取り組む課題:
1. 提示された文章によると、日ソ漁業協定で漁獲してはいけない蟹は何か。
2. 提示された文章から、「のである。」で終わる文をすべて書き出せ。

提示された文章:
だが、作業テーブルの上のロスは認めるわけがないのである。

テーブルの横に樋を作り集めて、製品扱いとして処理させるのである。

ここカムチャツカまできて、何故に投げ物を作る必要があるのか。

ここカムチャツカまできて、何故に休まなければならないのだ。

投げるものは、骨の髄までしゃぶり投げる。

活用できるものも、骨の髄まで活用する。

これ日本人のもったいない精神。転んでもただで起きない。

という日本人独特の目ざとさなのかもしれない。

日ソ漁業協定で漁獲してはいけない蟹は、メス蟹と規格外の小さな蟹、

通称アンコ蟹である。

これは海にリリースしなければならないのである。

がしかし、もったいない精神の持ち主である日本人が、ここまで来て

リリースなどするわけがない。

与えられた情報:
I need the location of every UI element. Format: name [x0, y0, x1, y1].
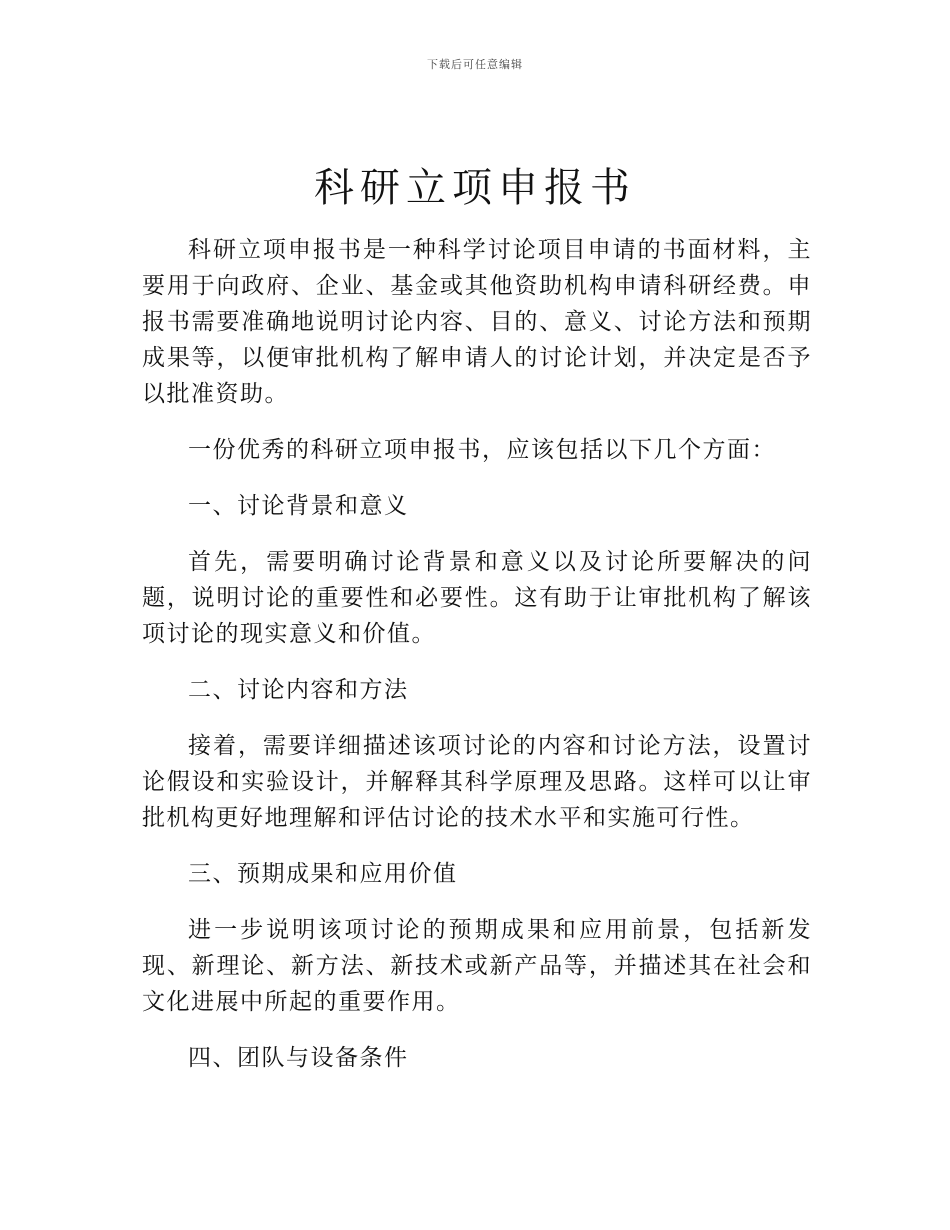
aspects-intro-paragraph: 一份优秀的科研立项申报书，应该包括以下几个方面：	[188, 437, 776, 463]
section-heading-expected-results: 三、预期成果和应用价值	[188, 861, 458, 887]
content-method-paragraph: 接着，需要详细描述该项讨论的内容和讨论方法，设置讨论假设和实验设计，并解释其科学原理及思路。这样可以让审批机构更好地理解和评估讨论的技术水平和实施可行性。	[142, 733, 812, 831]
header-note: 下载后可任意编辑	[427, 58, 523, 71]
intro-paragraph: 科研立项申报书是一种科学讨论项目申请的书面材料，主要用于向政府、企业、基金或其他资助机构申请科研经费。申报书需要准确地说明讨论内容、目的、意义、讨论方法和预期成果等，以便审批机构了解申请人的讨论计划，并决定是否予以批准资助。	[142, 237, 812, 407]
section-heading-team-equipment: 四、团队与设备条件	[188, 1045, 409, 1071]
section-heading-background: 一、讨论背景和意义	[188, 493, 409, 519]
document-title: 科研立项申报书	[314, 165, 636, 211]
expected-results-paragraph: 进一步说明该项讨论的预期成果和应用前景，包括新发现、新理论、新方法、新技术或新产品等，并描述其在社会和文化进展中所起的重要作用。	[142, 917, 812, 1015]
document-body	[142, 232, 812, 1096]
section-heading-content-method: 二、讨论内容和方法	[188, 677, 409, 703]
background-paragraph: 首先，需要明确讨论背景和意义以及讨论所要解决的问题，说明讨论的重要性和必要性。这有助于让审批机构了解该项讨论的现实意义和价值。	[142, 549, 812, 647]
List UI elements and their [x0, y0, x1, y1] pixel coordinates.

解答一覧:
1. メス蟹と、通称アンコ蟹と呼ばれる規格外の小さな蟹。

2.
・だが、作業テーブルの上のロスは認めるわけがないのである。
・テーブルの横に樋を作り集めて、製品扱いとして処理させるのである。
・これは海にリリースしなければならないのである。